*** Opening of Source data ***
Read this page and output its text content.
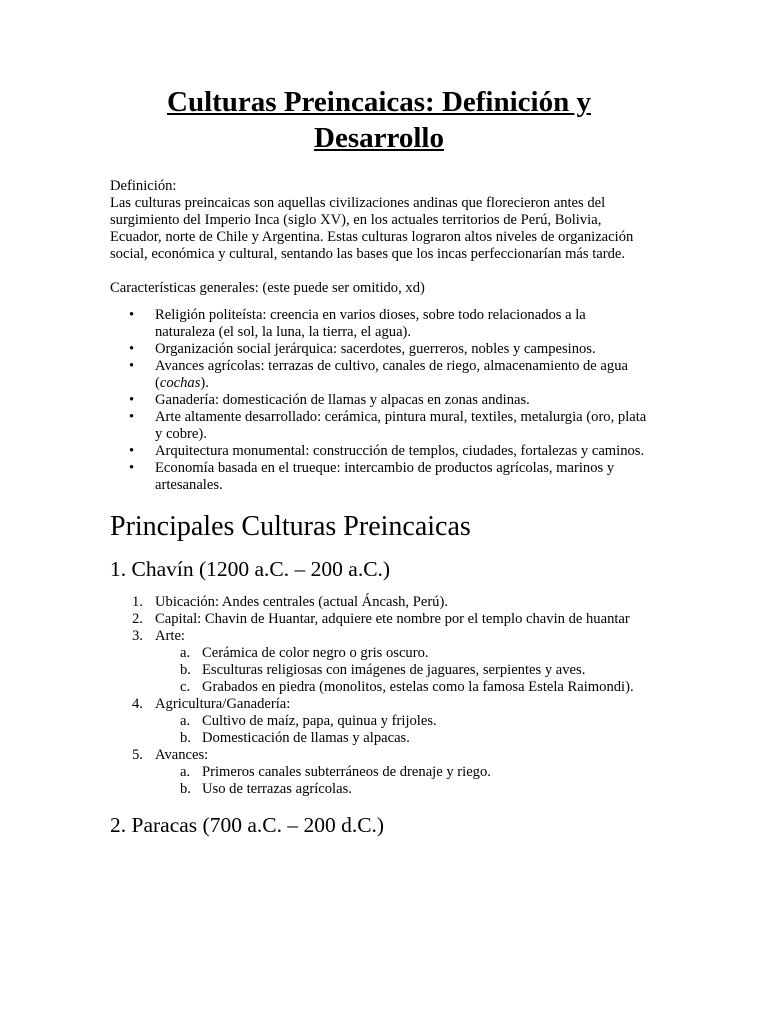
Culturas Preincaicas: Definición y
Desarrollo

Definición:

Las culturas preincaicas son aquellas civilizaciones andinas que florecieron antes del surgimiento del Imperio Inca (siglo XV), en los actuales territorios de Perú, Bolivia, Ecuador, norte de Chile y Argentina. Estas culturas lograron altos niveles de organización social, económica y cultural, sentando las bases que los incas perfeccionarían más tarde.

Características generales: (este puede ser omitido, xd)

• Religión politeísta: creencia en varios dioses, sobre todo relacionados a la naturaleza (el sol, la luna, la tierra, el agua).
• Organización social jerárquica: sacerdotes, guerreros, nobles y campesinos.
• Avances agrícolas: terrazas de cultivo, canales de riego, almacenamiento de agua (cochas).
• Ganadería: domesticación de llamas y alpacas en zonas andinas.
• Arte altamente desarrollado: cerámica, pintura mural, textiles, metalurgia (oro, plata y cobre).
• Arquitectura monumental: construcción de templos, ciudades, fortalezas y caminos.
• Economía basada en el trueque: intercambio de productos agrícolas, marinos y artesanales.
Principales Culturas Preincaicas
1. Chavín (1200 a.C. – 200 a.C.)
1. Ubicación: Andes centrales (actual Áncash, Perú).
2. Capital: Chavin de Huantar, adquiere ete nombre por el templo chavin de huantar
3. Arte:
a. Cerámica de color negro o gris oscuro.
b. Esculturas religiosas con imágenes de jaguares, serpientes y aves.
c. Grabados en piedra (monolitos, estelas como la famosa Estela Raimondi).
4. Agricultura/Ganadería:
a. Cultivo de maíz, papa, quinua y frijoles.
b. Domesticación de llamas y alpacas.
5. Avances:
a. Primeros canales subterráneos de drenaje y riego.
b. Uso de terrazas agrícolas.
2. Paracas (700 a.C. – 200 d.C.)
*** Close of Source data ***
§ Task statement
Pictures aside, retype the entries above exactly as they are.

§ Task answer
Read this page and output its text content.
Culturas Preincaicas: Definición y
Desarrollo

Definición:

Las culturas preincaicas son aquellas civilizaciones andinas que florecieron antes del surgimiento del Imperio Inca (siglo XV), en los actuales territorios de Perú, Bolivia, Ecuador, norte de Chile y Argentina. Estas culturas lograron altos niveles de organización social, económica y cultural, sentando las bases que los incas perfeccionarían más tarde.

Características generales: (este puede ser omitido, xd)

• Religión politeísta: creencia en varios dioses, sobre todo relacionados a la naturaleza (el sol, la luna, la tierra, el agua).
• Organización social jerárquica: sacerdotes, guerreros, nobles y campesinos.
• Avances agrícolas: terrazas de cultivo, canales de riego, almacenamiento de agua (cochas).
• Ganadería: domesticación de llamas y alpacas en zonas andinas.
• Arte altamente desarrollado: cerámica, pintura mural, textiles, metalurgia (oro, plata y cobre).
• Arquitectura monumental: construcción de templos, ciudades, fortalezas y caminos.
• Economía basada en el trueque: intercambio de productos agrícolas, marinos y artesanales.
Principales Culturas Preincaicas
1. Chavín (1200 a.C. – 200 a.C.)
1. Ubicación: Andes centrales (actual Áncash, Perú).
2. Capital: Chavin de Huantar, adquiere ete nombre por el templo chavin de huantar
3. Arte:
a. Cerámica de color negro o gris oscuro.
b. Esculturas religiosas con imágenes de jaguares, serpientes y aves.
c. Grabados en piedra (monolitos, estelas como la famosa Estela Raimondi).
4. Agricultura/Ganadería:
a. Cultivo de maíz, papa, quinua y frijoles.
b. Domesticación de llamas y alpacas.
5. Avances:
a. Primeros canales subterráneos de drenaje y riego.
b. Uso de terrazas agrícolas.
2. Paracas (700 a.C. – 200 d.C.)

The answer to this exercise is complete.